_Items_
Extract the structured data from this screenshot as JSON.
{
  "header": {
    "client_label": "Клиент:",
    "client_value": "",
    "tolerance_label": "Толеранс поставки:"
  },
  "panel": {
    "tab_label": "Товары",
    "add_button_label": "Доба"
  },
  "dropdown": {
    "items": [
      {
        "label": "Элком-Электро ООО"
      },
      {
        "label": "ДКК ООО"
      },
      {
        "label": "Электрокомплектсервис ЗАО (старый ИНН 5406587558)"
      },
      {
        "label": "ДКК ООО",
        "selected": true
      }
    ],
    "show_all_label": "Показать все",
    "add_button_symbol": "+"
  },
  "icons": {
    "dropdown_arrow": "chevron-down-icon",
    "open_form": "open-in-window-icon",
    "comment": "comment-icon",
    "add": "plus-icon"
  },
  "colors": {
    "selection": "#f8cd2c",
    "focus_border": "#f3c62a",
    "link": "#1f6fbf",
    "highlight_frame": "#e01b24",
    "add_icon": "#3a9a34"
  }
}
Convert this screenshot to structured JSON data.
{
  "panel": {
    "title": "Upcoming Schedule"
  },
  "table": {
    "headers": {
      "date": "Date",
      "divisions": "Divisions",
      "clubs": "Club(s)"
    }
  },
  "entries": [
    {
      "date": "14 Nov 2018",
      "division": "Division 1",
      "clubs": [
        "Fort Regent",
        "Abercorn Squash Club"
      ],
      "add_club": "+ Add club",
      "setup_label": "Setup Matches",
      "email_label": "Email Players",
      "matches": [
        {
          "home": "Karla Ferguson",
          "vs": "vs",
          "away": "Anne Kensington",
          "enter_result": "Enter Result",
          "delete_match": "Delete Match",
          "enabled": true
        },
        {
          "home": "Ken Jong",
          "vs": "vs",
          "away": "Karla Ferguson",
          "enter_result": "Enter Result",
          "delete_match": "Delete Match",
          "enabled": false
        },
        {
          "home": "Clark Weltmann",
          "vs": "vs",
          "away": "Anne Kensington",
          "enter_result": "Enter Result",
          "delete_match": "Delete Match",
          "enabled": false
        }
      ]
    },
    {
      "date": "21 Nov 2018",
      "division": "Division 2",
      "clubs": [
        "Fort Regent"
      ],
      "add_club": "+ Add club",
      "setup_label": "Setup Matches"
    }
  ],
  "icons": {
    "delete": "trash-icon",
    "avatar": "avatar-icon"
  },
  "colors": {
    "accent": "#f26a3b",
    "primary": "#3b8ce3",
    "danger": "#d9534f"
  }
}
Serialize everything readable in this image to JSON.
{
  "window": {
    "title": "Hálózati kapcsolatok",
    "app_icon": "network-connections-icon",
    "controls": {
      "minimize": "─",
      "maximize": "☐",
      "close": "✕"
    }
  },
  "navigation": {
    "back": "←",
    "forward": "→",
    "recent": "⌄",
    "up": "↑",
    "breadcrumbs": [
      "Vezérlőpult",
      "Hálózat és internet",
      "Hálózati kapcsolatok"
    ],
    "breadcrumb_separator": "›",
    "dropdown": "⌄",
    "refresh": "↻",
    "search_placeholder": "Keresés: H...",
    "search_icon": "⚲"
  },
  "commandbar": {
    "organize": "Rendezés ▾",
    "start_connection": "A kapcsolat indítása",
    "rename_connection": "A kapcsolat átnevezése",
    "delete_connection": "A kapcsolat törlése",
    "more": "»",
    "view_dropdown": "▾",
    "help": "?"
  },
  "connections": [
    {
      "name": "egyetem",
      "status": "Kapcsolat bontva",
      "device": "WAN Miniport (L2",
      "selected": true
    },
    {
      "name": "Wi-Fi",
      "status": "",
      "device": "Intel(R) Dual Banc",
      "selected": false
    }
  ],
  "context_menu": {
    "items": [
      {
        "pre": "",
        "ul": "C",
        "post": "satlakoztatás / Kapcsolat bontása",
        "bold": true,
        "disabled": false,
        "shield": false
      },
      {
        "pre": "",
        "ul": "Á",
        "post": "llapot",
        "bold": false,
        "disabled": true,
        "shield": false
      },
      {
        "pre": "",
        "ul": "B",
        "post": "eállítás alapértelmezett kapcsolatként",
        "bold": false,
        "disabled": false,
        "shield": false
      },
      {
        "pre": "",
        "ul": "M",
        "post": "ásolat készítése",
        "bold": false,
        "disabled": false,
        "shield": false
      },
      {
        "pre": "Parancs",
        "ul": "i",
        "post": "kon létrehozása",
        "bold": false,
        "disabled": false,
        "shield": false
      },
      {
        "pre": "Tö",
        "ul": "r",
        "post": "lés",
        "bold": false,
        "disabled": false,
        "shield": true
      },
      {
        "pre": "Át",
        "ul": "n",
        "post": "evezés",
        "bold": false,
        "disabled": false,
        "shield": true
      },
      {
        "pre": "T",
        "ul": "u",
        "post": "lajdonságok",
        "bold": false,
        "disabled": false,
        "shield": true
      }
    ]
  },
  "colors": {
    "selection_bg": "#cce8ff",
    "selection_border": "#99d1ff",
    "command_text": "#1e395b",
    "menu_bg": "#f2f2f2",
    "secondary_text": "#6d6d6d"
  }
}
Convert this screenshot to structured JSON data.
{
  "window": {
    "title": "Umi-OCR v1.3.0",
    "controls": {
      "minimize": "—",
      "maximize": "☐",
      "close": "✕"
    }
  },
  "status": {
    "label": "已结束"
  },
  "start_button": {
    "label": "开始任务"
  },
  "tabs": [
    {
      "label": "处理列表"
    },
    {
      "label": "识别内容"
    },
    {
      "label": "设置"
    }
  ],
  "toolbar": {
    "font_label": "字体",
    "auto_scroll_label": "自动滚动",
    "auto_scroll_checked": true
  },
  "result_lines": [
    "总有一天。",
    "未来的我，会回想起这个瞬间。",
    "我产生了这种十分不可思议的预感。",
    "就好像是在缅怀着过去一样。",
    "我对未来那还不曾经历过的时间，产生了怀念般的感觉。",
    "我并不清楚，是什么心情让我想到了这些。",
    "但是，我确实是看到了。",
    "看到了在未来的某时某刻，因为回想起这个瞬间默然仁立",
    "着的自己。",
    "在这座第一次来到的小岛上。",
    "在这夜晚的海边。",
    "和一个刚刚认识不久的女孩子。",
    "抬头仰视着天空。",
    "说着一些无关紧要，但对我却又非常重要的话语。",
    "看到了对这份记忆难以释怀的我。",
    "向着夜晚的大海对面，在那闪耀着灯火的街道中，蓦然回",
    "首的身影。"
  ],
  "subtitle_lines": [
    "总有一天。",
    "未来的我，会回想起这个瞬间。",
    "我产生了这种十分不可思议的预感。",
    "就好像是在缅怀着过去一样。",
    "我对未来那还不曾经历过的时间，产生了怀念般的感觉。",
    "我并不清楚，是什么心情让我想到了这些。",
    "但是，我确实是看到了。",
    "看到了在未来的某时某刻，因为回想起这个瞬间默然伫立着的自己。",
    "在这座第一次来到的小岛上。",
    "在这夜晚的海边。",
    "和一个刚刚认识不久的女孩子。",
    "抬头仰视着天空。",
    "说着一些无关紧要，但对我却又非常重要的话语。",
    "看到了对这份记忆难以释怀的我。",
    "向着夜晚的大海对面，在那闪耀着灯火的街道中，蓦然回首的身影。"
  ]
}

_Problem to work on_
Identify every line where the string "device" appears.

_Written solution_
      "device": "WAN Miniport (L2",
      "device": "Intel(R) Dual Banc",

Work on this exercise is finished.